Dataset:

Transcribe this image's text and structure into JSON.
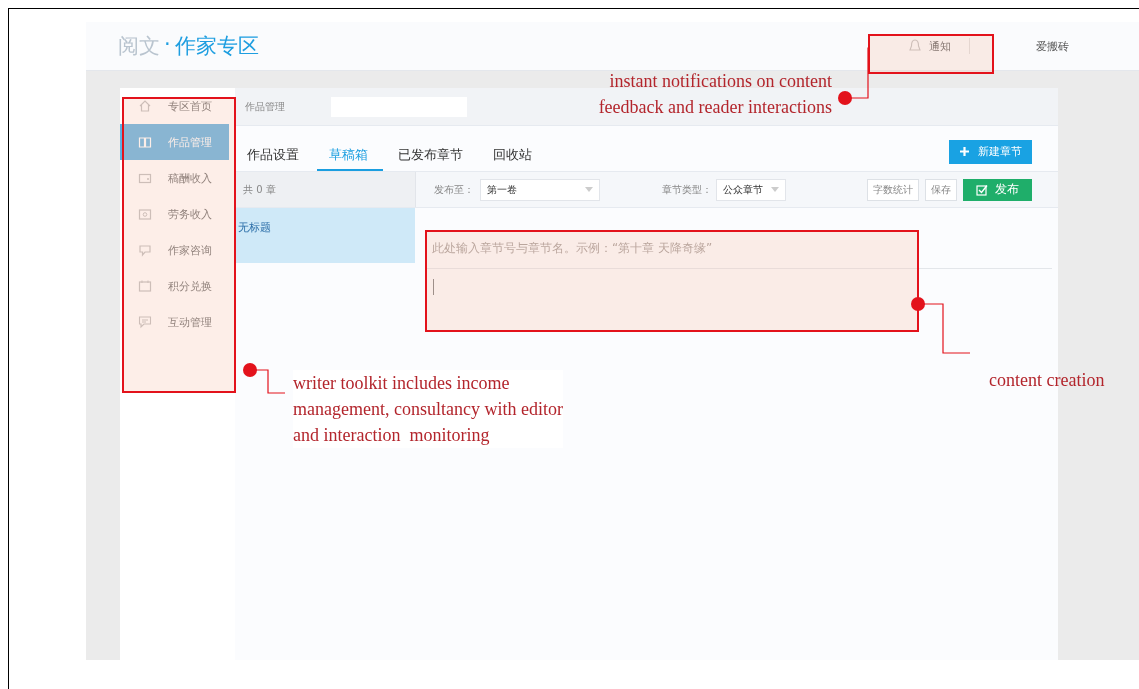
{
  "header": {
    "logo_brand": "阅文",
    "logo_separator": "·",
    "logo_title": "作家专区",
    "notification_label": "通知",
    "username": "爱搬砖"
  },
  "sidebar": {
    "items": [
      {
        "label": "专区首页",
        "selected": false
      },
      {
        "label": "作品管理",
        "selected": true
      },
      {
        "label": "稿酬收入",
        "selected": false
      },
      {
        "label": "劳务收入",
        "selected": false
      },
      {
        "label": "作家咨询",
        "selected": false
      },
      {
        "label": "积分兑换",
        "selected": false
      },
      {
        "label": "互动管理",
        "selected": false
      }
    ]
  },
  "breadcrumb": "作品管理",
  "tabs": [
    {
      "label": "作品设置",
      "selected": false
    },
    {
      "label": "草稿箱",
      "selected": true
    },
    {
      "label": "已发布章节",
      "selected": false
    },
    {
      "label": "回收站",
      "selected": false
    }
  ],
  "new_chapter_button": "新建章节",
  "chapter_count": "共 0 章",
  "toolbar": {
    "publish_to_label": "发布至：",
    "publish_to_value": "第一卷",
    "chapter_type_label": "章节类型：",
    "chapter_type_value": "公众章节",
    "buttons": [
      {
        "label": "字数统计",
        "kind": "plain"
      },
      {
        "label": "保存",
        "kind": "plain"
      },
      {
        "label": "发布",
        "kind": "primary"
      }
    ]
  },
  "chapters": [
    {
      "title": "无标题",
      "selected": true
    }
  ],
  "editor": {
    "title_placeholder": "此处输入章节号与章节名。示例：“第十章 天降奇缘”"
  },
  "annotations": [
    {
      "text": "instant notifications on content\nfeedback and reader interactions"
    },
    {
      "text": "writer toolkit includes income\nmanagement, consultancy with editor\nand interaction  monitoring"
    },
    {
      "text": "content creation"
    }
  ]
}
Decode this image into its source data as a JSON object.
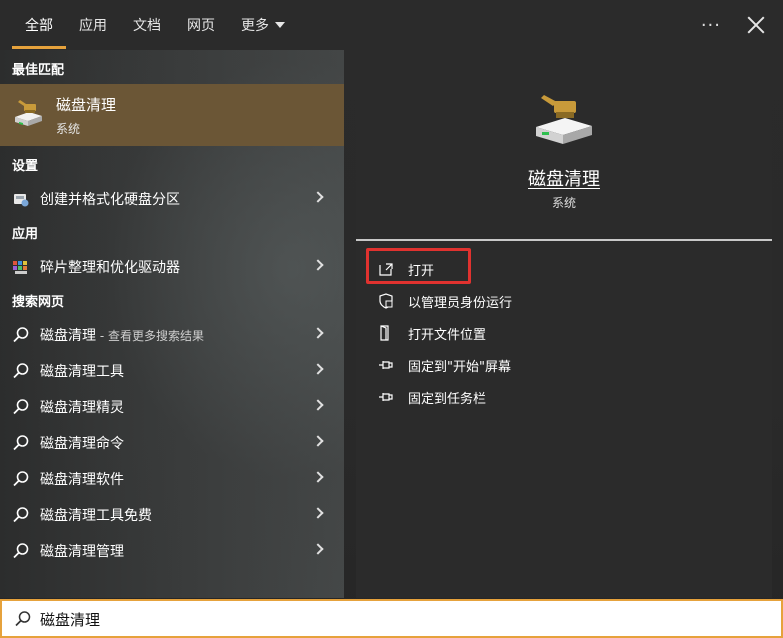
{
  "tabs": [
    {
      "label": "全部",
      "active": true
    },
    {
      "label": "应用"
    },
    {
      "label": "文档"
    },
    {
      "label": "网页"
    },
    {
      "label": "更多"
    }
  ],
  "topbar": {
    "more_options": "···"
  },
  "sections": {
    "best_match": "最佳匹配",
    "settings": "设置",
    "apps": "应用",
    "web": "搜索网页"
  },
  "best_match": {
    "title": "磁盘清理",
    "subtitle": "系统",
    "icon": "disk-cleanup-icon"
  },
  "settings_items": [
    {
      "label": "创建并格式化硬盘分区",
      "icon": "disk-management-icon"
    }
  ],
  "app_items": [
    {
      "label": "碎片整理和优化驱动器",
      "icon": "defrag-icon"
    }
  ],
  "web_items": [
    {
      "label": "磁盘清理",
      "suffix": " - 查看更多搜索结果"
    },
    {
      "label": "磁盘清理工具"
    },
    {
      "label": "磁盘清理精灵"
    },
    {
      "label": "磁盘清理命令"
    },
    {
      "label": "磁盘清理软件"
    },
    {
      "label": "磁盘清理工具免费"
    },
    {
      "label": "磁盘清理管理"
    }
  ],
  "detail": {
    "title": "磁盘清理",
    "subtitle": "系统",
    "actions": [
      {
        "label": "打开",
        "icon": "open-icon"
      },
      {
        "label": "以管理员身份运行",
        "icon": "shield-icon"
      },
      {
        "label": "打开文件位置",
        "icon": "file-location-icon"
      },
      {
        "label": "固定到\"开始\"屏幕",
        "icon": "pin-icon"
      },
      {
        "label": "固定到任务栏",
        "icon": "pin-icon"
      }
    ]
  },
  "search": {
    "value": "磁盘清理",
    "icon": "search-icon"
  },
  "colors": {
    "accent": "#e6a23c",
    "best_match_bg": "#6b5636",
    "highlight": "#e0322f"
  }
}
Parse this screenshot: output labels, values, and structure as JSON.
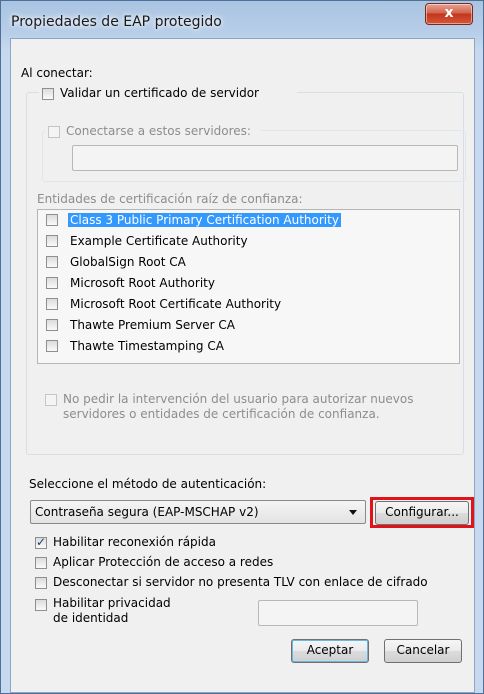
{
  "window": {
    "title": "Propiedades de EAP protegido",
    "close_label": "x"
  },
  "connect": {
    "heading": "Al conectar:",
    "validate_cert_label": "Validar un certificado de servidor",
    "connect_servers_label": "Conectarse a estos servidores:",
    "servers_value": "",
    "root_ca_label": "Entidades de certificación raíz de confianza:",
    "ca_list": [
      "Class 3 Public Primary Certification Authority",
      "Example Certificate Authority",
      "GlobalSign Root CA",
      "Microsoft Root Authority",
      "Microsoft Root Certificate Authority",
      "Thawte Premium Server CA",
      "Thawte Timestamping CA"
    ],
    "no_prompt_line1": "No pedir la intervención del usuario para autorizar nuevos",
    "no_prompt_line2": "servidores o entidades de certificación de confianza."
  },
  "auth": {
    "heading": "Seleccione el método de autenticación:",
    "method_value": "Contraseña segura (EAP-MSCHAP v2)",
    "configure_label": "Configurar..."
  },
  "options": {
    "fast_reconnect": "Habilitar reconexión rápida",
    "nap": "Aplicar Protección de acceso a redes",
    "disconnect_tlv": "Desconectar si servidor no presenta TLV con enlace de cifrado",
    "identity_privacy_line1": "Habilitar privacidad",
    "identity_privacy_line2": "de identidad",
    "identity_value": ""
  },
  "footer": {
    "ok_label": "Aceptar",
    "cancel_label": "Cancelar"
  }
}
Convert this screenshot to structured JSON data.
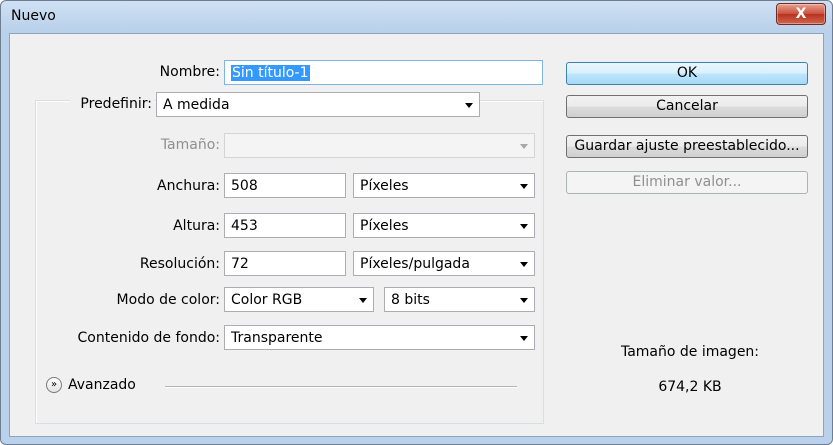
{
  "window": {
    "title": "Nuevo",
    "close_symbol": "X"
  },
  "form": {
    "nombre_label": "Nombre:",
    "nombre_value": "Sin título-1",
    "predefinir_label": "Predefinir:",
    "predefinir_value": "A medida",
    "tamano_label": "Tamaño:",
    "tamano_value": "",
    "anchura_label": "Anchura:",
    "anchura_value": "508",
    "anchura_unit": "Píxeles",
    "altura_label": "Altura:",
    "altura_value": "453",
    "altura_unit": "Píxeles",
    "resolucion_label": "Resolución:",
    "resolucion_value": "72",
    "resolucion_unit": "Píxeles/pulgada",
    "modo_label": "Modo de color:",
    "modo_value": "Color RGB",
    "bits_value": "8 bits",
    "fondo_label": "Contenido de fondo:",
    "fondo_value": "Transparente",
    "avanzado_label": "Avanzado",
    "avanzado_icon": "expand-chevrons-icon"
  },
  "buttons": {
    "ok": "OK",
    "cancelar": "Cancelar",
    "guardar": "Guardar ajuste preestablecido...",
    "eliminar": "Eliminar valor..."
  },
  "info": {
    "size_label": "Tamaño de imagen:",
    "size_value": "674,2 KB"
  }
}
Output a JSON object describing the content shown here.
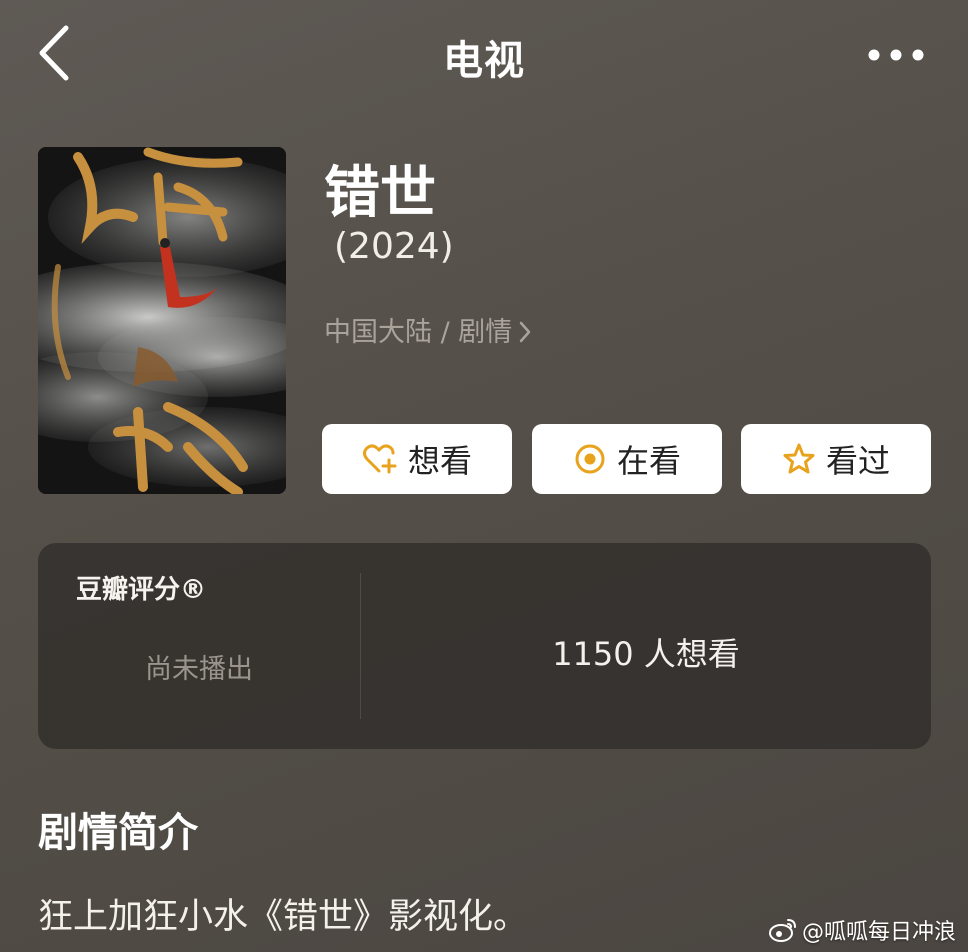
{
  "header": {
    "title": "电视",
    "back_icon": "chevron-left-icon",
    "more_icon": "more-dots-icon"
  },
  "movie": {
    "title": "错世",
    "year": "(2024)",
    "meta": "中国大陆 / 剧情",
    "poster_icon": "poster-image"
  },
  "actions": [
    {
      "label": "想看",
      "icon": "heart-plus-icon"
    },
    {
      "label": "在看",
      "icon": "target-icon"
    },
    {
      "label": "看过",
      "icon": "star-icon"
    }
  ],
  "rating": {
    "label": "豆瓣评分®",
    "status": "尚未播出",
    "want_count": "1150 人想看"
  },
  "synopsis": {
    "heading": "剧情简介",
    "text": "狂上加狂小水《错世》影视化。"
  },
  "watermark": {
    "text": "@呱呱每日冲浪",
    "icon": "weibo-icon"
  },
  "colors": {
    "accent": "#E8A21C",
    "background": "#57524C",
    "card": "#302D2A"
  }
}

Goal of the exercise:
What do the lines above say from the line containing "Output a JSON" through the last line? Quote them exactly, both ends included, and leave out the pictures.

Solution below:
Output a JSON object describing the content shown here.
{
  "header": {
    "title": "电视",
    "back_icon": "chevron-left-icon",
    "more_icon": "more-dots-icon"
  },
  "movie": {
    "title": "错世",
    "year": "(2024)",
    "meta": "中国大陆 / 剧情",
    "poster_icon": "poster-image"
  },
  "actions": [
    {
      "label": "想看",
      "icon": "heart-plus-icon"
    },
    {
      "label": "在看",
      "icon": "target-icon"
    },
    {
      "label": "看过",
      "icon": "star-icon"
    }
  ],
  "rating": {
    "label": "豆瓣评分®",
    "status": "尚未播出",
    "want_count": "1150 人想看"
  },
  "synopsis": {
    "heading": "剧情简介",
    "text": "狂上加狂小水《错世》影视化。"
  },
  "watermark": {
    "text": "@呱呱每日冲浪",
    "icon": "weibo-icon"
  },
  "colors": {
    "accent": "#E8A21C",
    "background": "#57524C",
    "card": "#302D2A"
  }
}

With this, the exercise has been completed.